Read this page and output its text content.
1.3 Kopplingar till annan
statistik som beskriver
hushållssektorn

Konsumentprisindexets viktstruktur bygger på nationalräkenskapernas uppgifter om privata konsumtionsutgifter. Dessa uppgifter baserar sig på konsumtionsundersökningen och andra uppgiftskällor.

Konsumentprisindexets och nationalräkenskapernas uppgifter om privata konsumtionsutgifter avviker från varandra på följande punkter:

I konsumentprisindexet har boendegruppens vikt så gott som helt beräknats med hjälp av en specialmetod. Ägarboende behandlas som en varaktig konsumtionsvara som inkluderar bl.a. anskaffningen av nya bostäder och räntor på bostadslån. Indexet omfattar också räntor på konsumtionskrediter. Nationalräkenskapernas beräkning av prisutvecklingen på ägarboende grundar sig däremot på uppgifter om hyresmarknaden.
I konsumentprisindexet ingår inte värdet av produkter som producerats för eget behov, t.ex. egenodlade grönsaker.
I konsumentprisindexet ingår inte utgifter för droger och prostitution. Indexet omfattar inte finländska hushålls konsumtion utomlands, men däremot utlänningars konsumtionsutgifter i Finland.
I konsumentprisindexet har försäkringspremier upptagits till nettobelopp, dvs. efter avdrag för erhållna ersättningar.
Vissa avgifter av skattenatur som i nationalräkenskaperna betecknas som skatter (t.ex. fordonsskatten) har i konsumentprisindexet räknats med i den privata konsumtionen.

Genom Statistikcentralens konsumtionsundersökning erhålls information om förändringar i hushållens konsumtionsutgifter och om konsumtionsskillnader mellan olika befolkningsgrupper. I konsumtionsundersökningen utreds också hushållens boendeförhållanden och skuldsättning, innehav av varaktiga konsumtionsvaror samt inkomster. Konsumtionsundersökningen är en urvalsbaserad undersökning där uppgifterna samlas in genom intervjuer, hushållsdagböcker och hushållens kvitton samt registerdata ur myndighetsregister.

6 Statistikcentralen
┄┄┄┄┄┄┄┄┄┄
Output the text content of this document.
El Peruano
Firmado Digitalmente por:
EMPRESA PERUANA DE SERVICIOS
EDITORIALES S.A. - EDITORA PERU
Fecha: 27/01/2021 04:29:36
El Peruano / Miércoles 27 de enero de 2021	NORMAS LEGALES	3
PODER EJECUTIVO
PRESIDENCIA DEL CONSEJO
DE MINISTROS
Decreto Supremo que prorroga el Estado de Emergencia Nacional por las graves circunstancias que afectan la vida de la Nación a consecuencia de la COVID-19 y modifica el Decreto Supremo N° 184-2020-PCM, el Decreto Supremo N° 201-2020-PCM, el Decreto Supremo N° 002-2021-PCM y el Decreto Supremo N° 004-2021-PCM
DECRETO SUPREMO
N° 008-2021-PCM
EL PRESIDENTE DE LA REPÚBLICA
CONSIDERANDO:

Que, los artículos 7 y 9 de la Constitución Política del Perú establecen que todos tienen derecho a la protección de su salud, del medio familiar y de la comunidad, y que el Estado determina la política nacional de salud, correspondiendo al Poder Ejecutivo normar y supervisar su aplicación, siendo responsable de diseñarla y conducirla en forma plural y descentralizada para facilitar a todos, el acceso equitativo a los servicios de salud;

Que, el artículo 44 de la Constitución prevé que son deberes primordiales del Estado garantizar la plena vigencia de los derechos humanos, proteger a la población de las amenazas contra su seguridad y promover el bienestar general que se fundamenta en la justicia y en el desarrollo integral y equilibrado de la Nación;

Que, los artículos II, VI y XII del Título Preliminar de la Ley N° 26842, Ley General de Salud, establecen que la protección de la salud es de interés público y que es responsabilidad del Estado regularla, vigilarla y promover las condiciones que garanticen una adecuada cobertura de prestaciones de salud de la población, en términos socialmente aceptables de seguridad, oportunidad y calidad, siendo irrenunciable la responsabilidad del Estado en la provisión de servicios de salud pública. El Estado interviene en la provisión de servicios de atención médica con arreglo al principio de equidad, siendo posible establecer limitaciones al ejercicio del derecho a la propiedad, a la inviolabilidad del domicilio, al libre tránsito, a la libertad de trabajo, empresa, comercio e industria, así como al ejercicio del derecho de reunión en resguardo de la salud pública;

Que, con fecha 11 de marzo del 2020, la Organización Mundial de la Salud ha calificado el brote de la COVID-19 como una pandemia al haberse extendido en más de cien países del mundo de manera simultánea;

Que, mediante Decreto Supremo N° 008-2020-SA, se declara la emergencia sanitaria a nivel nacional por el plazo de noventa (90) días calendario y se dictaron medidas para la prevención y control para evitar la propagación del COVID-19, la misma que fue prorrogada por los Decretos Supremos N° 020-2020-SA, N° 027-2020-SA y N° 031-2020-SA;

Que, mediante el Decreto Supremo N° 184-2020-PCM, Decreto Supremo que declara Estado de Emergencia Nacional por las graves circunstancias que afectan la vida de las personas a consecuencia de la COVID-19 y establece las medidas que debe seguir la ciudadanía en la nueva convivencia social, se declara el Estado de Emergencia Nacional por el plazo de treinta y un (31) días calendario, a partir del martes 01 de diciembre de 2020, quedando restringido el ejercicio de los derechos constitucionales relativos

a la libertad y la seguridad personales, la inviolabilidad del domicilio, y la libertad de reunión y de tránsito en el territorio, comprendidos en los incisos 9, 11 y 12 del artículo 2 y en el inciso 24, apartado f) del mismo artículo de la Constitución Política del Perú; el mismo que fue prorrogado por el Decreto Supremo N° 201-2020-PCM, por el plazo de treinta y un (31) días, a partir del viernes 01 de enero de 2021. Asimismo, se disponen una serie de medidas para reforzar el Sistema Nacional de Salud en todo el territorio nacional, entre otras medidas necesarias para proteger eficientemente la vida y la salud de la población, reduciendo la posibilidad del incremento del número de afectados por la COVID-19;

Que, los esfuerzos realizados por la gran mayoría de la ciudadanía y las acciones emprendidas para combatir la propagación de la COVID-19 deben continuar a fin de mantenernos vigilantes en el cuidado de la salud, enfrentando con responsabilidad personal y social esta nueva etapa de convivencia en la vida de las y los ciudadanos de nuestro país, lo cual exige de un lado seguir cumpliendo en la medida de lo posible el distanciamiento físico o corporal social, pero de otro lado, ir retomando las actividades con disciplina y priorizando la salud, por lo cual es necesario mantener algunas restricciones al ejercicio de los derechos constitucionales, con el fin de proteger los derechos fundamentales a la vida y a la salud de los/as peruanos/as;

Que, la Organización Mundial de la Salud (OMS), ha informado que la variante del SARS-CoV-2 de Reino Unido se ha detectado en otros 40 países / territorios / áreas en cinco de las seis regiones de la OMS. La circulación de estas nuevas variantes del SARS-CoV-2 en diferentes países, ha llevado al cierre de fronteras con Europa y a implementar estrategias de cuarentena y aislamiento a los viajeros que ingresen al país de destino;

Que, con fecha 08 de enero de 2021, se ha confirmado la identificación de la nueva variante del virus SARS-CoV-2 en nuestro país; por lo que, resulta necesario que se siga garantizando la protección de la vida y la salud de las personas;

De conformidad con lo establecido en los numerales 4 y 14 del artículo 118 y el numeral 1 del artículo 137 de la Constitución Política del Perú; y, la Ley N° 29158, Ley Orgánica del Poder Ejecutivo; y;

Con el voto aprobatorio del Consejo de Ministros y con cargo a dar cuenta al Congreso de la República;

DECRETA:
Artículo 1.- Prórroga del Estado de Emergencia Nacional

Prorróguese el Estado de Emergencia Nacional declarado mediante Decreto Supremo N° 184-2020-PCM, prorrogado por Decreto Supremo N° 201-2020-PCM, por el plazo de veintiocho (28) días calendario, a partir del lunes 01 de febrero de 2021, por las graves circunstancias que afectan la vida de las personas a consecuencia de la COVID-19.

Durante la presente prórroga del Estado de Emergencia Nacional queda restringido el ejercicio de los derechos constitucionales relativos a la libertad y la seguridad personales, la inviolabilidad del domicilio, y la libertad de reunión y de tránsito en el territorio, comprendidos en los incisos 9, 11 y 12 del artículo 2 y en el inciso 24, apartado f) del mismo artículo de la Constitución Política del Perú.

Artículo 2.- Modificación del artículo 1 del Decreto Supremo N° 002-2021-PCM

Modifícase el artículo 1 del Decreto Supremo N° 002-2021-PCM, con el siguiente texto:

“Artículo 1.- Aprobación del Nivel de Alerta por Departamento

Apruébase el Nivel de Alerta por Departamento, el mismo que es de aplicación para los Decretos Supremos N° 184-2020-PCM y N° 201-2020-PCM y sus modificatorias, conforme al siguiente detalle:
┄┄┄┄┄┄┄┄┄┄
• _PROBLEM TO SOLVE_
Check each line above for the word "personales", and give only the number of lines that contain it.

• _RESPONSE TO THIS EXERCISE_
2